== PROMPT ==
Check each line of the data below for the word "phone", then extract the ones that have it.

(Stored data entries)
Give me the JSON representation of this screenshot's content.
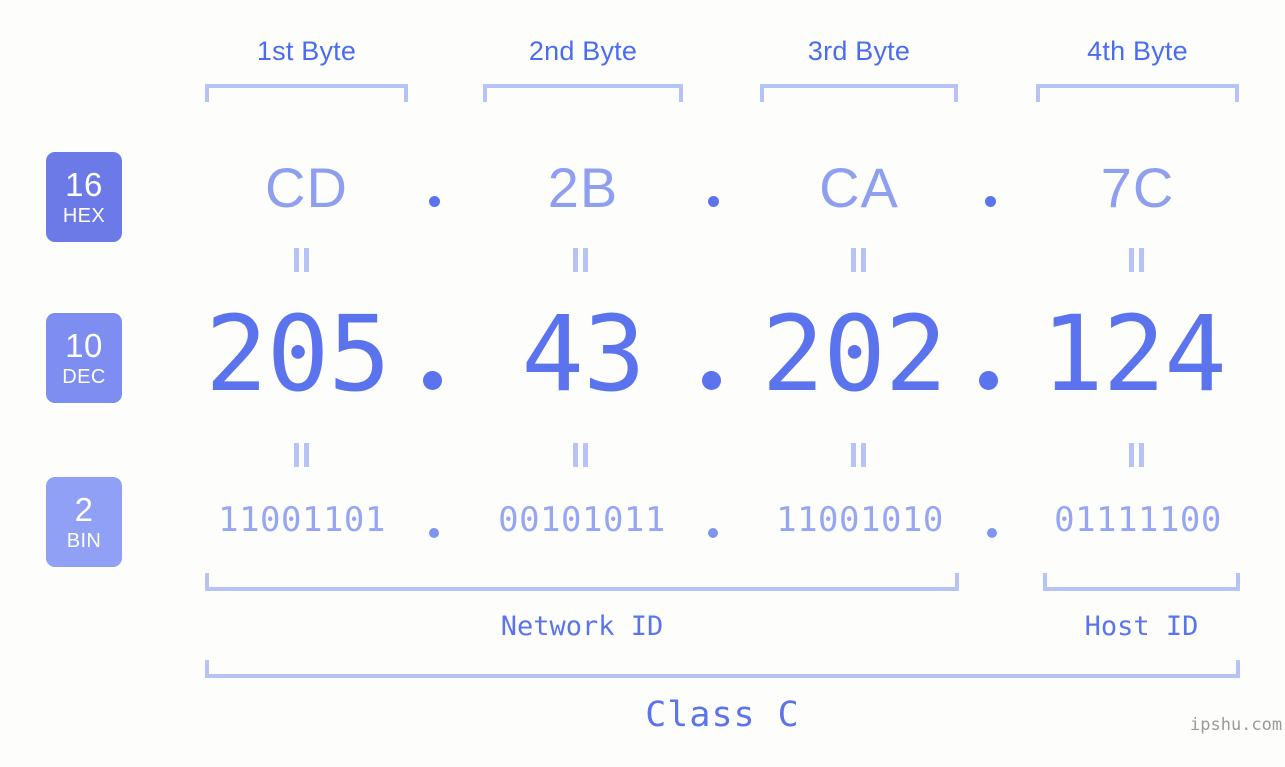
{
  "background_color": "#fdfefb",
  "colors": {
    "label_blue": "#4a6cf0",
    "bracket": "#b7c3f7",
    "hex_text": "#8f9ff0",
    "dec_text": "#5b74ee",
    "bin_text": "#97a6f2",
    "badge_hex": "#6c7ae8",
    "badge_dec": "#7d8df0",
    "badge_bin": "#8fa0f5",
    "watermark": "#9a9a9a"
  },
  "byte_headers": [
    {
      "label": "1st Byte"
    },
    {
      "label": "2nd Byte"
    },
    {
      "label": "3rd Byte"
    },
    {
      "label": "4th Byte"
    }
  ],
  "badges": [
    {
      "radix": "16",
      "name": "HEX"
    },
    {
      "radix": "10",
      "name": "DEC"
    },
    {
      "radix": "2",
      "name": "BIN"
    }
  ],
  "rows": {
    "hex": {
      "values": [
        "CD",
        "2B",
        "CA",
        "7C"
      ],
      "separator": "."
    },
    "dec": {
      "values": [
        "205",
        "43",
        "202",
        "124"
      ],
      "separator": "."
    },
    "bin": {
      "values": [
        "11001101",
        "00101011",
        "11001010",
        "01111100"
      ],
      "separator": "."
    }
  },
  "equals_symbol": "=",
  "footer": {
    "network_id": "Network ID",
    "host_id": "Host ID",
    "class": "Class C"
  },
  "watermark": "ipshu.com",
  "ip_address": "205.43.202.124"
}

--

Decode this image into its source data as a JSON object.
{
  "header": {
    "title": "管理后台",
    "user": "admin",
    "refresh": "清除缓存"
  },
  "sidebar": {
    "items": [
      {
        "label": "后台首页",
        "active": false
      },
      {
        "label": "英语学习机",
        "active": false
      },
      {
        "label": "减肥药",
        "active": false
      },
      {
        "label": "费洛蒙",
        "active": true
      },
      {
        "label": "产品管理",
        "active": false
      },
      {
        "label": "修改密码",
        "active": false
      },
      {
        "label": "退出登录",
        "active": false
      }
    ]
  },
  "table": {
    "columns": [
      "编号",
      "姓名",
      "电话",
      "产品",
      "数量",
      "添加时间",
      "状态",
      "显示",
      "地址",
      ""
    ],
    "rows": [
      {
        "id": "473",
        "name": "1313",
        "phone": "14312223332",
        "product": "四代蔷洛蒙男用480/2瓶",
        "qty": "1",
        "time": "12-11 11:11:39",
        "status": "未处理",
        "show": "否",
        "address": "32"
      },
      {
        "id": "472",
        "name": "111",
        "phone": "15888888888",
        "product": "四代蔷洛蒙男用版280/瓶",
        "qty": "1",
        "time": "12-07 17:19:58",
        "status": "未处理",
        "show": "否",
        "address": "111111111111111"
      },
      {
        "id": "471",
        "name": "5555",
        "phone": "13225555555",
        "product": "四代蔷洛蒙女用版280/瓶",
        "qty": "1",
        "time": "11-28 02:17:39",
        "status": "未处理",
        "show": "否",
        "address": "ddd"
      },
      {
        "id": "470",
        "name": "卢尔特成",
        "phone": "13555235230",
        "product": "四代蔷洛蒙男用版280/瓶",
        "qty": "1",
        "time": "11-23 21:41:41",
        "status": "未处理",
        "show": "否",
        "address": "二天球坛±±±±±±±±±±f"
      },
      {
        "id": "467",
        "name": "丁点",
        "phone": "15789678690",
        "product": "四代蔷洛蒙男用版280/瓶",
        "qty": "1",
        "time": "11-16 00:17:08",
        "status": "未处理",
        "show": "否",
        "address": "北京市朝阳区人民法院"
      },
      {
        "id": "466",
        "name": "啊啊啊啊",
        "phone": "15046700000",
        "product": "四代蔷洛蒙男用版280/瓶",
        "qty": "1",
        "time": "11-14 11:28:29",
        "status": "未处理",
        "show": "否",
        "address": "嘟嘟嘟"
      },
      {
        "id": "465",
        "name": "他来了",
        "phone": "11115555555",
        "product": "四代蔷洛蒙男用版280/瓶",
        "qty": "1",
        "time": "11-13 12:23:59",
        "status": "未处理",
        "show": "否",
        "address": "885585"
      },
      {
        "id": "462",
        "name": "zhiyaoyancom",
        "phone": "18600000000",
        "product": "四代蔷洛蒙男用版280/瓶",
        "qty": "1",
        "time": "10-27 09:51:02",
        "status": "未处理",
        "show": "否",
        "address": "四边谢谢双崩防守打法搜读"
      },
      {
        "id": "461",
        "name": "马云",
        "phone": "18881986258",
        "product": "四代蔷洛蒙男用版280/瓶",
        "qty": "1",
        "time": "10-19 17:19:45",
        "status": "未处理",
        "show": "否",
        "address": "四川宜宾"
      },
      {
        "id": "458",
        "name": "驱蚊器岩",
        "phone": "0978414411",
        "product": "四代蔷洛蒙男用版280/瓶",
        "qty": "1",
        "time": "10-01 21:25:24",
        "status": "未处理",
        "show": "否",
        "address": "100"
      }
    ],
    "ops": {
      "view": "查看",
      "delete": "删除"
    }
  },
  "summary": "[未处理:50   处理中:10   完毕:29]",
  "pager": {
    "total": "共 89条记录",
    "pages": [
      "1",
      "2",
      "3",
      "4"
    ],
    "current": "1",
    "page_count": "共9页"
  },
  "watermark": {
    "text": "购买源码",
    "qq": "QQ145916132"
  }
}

== FULL SOLUTION ==
        "phone": "14312223332",
        "phone": "15888888888",
        "phone": "13225555555",
        "phone": "13555235230",
        "phone": "15789678690",
        "phone": "15046700000",
        "phone": "11115555555",
        "phone": "18600000000",
        "phone": "18881986258",
        "phone": "0978414411",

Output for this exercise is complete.